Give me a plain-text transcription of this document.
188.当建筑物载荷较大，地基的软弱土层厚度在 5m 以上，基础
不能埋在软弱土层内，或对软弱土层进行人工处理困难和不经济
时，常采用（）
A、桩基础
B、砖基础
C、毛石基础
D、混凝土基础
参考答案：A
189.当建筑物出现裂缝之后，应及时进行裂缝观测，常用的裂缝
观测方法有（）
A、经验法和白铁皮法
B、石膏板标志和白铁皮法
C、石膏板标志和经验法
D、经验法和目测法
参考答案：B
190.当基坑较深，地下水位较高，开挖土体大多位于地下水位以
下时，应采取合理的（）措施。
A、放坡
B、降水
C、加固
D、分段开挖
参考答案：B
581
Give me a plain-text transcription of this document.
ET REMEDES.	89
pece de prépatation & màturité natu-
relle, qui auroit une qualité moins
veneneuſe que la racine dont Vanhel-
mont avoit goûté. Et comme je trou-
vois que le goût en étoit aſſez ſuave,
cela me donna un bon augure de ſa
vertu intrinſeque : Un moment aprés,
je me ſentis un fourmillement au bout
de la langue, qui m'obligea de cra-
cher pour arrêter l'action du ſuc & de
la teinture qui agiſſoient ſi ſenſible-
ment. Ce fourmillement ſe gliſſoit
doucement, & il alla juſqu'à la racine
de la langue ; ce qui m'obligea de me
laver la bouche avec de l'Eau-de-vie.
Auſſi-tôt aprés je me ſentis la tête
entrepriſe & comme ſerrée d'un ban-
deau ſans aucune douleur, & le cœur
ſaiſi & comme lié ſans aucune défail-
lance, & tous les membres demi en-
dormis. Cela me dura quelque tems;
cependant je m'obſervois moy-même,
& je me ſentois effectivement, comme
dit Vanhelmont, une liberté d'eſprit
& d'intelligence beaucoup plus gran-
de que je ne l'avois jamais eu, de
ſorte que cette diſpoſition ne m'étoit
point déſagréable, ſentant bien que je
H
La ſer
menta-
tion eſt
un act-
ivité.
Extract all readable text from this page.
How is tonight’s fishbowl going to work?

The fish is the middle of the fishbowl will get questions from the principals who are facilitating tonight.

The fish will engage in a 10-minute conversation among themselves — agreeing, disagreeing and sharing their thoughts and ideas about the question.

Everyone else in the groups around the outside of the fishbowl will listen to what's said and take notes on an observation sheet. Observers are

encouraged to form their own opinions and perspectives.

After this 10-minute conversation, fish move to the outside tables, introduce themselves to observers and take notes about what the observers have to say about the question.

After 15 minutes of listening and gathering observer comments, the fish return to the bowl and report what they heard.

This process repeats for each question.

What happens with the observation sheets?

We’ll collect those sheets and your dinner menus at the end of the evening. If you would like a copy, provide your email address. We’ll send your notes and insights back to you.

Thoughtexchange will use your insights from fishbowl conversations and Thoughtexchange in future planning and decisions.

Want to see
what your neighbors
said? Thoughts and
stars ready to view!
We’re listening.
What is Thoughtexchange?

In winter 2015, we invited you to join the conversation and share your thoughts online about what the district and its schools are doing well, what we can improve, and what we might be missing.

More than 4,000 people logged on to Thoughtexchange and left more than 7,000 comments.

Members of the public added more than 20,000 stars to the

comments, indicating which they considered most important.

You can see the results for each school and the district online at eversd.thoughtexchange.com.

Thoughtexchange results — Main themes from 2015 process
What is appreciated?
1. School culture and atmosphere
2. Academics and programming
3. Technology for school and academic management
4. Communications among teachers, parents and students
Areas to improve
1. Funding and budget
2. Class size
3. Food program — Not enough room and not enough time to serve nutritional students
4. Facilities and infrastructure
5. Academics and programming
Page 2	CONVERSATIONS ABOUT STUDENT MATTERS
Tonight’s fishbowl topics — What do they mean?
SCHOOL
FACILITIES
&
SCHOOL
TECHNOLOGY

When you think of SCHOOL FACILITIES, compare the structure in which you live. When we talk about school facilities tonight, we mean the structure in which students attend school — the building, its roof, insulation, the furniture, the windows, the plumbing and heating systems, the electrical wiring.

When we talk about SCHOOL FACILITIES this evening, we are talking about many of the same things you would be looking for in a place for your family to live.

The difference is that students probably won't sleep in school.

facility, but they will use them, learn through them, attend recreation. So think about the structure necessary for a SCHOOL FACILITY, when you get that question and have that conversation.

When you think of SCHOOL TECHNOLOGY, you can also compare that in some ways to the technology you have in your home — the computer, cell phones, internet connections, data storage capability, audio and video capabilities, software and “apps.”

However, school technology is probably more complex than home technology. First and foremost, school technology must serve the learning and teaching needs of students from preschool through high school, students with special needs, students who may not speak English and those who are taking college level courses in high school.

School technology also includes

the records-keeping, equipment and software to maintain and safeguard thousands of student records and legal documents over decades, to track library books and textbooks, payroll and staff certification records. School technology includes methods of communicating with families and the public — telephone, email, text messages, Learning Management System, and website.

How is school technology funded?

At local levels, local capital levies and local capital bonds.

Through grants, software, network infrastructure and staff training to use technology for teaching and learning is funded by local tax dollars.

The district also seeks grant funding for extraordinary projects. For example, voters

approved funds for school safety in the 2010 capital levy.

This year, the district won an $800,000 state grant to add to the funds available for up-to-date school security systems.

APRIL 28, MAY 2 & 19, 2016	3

§

Extract all of the material exactly as it is written.

Give me a plain-text transcription of this document.
188.当建筑物载荷较大，地基的软弱土层厚度在 5m 以上，基础
不能埋在软弱土层内，或对软弱土层进行人工处理困难和不经济
时，常采用（）
A、桩基础
B、砖基础
C、毛石基础
D、混凝土基础
参考答案：A
189.当建筑物出现裂缝之后，应及时进行裂缝观测，常用的裂缝
观测方法有（）
A、经验法和白铁皮法
B、石膏板标志和白铁皮法
C、石膏板标志和经验法
D、经验法和目测法
参考答案：B
190.当基坑较深，地下水位较高，开挖土体大多位于地下水位以
下时，应采取合理的（）措施。
A、放坡
B、降水
C、加固
D、分段开挖
参考答案：B
581
Give me a plain-text transcription of this document.
ET REMEDES.	89
pece de prépatation & màturité natu-
relle, qui auroit une qualité moins
veneneuſe que la racine dont Vanhel-
mont avoit goûté. Et comme je trou-
vois que le goût en étoit aſſez ſuave,
cela me donna un bon augure de ſa
vertu intrinſeque : Un moment aprés,
je me ſentis un fourmillement au bout
de la langue, qui m'obligea de cra-
cher pour arrêter l'action du ſuc & de
la teinture qui agiſſoient ſi ſenſible-
ment. Ce fourmillement ſe gliſſoit
doucement, & il alla juſqu'à la racine
de la langue ; ce qui m'obligea de me
laver la bouche avec de l'Eau-de-vie.
Auſſi-tôt aprés je me ſentis la tête
entrepriſe & comme ſerrée d'un ban-
deau ſans aucune douleur, & le cœur
ſaiſi & comme lié ſans aucune défail-
lance, & tous les membres demi en-
dormis. Cela me dura quelque tems;
cependant je m'obſervois moy-même,
& je me ſentois effectivement, comme
dit Vanhelmont, une liberté d'eſprit
& d'intelligence beaucoup plus gran-
de que je ne l'avois jamais eu, de
ſorte que cette diſpoſition ne m'étoit
point déſagréable, ſentant bien que je
H
La ſer
menta-
tion eſt
un act-
ivité.
Extract all readable text from this page.
How is tonight’s fishbowl going to work?

The fish is the middle of the fishbowl will get questions from the principals who are facilitating tonight.

The fish will engage in a 10-minute conversation among themselves — agreeing, disagreeing and sharing their thoughts and ideas about the question.

Everyone else in the groups around the outside of the fishbowl will listen to what's said and take notes on an observation sheet. Observers are

encouraged to form their own opinions and perspectives.

After this 10-minute conversation, fish move to the outside tables, introduce themselves to observers and take notes about what the observers have to say about the question.

After 15 minutes of listening and gathering observer comments, the fish return to the bowl and report what they heard.

This process repeats for each question.

What happens with the observation sheets?

We’ll collect those sheets and your dinner menus at the end of the evening. If you would like a copy, provide your email address. We’ll send your notes and insights back to you.

Thoughtexchange will use your insights from fishbowl conversations and Thoughtexchange in future planning and decisions.

Want to see
what your neighbors
said? Thoughts and
stars ready to view!
We’re listening.
What is Thoughtexchange?

In winter 2015, we invited you to join the conversation and share your thoughts online about what the district and its schools are doing well, what we can improve, and what we might be missing.

More than 4,000 people logged on to Thoughtexchange and left more than 7,000 comments.

Members of the public added more than 20,000 stars to the

comments, indicating which they considered most important.

You can see the results for each school and the district online at eversd.thoughtexchange.com.

Thoughtexchange results — Main themes from 2015 process
What is appreciated?
1. School culture and atmosphere
2. Academics and programming
3. Technology for school and academic management
4. Communications among teachers, parents and students
Areas to improve
1. Funding and budget
2. Class size
3. Food program — Not enough room and not enough time to serve nutritional students
4. Facilities and infrastructure
5. Academics and programming
Page 2	CONVERSATIONS ABOUT STUDENT MATTERS
Tonight’s fishbowl topics — What do they mean?
SCHOOL
FACILITIES
&
SCHOOL
TECHNOLOGY

When you think of SCHOOL FACILITIES, compare the structure in which you live. When we talk about school facilities tonight, we mean the structure in which students attend school — the building, its roof, insulation, the furniture, the windows, the plumbing and heating systems, the electrical wiring.

When we talk about SCHOOL FACILITIES this evening, we are talking about many of the same things you would be looking for in a place for your family to live.

The difference is that students probably won't sleep in school.

facility, but they will use them, learn through them, attend recreation. So think about the structure necessary for a SCHOOL FACILITY, when you get that question and have that conversation.

When you think of SCHOOL TECHNOLOGY, you can also compare that in some ways to the technology you have in your home — the computer, cell phones, internet connections, data storage capability, audio and video capabilities, software and “apps.”

However, school technology is probably more complex than home technology. First and foremost, school technology must serve the learning and teaching needs of students from preschool through high school, students with special needs, students who may not speak English and those who are taking college level courses in high school.

School technology also includes

the records-keeping, equipment and software to maintain and safeguard thousands of student records and legal documents over decades, to track library books and textbooks, payroll and staff certification records. School technology includes methods of communicating with families and the public — telephone, email, text messages, Learning Management System, and website.

How is school technology funded?

At local levels, local capital levies and local capital bonds.

Through grants, software, network infrastructure and staff training to use technology for teaching and learning is funded by local tax dollars.

The district also seeks grant funding for extraordinary projects. For example, voters

approved funds for school safety in the 2010 capital levy.

This year, the district won an $800,000 state grant to add to the funds available for up-to-date school security systems.

APRIL 28, MAY 2 & 19, 2016	3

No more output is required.